Items from a data source:

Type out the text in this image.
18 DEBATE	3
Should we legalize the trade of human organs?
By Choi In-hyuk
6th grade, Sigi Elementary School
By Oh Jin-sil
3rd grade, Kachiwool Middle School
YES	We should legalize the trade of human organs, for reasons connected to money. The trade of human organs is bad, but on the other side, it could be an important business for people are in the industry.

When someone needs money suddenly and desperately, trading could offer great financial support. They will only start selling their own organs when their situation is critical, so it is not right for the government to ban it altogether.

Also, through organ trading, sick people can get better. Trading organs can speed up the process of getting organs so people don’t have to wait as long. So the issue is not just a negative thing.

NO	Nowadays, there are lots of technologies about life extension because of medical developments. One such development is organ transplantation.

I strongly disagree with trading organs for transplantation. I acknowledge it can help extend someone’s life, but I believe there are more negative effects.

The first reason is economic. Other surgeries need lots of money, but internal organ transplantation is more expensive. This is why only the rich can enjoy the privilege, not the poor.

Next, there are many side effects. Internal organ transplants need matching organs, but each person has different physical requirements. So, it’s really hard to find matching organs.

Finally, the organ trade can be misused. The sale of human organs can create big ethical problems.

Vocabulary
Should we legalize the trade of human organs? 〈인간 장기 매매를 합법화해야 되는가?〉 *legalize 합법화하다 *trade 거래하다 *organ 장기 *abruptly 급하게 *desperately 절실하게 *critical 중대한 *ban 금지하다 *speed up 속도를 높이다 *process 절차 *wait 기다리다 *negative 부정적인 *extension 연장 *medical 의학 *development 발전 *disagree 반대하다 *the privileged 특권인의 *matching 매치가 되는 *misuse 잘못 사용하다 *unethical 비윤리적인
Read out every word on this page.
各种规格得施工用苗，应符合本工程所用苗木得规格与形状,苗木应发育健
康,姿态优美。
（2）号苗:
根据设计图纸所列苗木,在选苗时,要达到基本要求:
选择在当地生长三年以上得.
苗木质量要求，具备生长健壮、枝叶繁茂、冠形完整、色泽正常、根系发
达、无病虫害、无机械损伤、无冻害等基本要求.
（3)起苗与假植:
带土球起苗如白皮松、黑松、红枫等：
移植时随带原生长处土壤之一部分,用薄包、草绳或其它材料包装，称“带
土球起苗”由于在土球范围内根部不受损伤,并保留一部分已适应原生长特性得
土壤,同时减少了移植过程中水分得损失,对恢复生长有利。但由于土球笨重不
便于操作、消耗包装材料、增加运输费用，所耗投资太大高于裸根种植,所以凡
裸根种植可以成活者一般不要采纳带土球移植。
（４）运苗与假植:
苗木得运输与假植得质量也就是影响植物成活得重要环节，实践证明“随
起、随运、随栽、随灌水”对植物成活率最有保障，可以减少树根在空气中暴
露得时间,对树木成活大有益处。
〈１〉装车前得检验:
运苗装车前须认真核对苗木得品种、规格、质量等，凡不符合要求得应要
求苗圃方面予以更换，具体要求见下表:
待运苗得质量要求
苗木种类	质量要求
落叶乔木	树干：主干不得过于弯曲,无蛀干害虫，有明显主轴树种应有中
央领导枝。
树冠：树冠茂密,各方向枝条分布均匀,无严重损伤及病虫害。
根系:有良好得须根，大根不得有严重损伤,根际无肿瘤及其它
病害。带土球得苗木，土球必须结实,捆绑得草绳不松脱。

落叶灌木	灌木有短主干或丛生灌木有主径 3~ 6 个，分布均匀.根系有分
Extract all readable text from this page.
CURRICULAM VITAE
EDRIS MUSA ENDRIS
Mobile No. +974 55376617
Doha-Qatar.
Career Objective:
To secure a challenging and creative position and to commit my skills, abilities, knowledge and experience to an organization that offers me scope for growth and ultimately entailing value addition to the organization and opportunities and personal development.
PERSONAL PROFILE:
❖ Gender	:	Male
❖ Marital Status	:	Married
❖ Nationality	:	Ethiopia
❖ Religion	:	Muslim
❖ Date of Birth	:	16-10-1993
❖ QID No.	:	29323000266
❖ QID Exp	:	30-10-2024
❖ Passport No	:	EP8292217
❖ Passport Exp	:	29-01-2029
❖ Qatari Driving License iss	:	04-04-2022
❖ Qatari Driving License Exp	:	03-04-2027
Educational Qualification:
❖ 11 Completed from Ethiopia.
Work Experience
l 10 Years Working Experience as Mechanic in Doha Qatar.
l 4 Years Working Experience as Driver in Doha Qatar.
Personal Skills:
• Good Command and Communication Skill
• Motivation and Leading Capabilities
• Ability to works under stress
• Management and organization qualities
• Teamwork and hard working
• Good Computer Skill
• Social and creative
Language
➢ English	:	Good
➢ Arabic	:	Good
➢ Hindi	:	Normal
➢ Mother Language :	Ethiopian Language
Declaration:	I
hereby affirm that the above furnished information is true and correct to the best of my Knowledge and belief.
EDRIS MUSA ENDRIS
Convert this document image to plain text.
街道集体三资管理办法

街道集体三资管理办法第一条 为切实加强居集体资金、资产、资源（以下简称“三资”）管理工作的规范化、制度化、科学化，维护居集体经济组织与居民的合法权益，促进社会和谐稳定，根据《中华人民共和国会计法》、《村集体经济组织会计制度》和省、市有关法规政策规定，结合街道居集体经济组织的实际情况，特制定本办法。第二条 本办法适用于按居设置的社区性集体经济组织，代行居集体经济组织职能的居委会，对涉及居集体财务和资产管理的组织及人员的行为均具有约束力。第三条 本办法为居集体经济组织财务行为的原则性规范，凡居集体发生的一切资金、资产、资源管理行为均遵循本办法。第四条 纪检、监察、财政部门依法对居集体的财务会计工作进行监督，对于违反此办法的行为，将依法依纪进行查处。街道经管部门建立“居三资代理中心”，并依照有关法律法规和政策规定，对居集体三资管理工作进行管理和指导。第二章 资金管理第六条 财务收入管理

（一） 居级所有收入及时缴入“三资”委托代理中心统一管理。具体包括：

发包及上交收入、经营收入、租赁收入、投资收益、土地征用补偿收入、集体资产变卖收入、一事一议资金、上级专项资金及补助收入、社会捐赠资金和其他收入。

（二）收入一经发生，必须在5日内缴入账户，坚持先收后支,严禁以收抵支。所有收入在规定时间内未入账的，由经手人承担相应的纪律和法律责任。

→ Problem
Check each line above for the string "image" and show the ones that have it.

→ Exercise answer
Type out the text in this image.
Convert this document image to plain text.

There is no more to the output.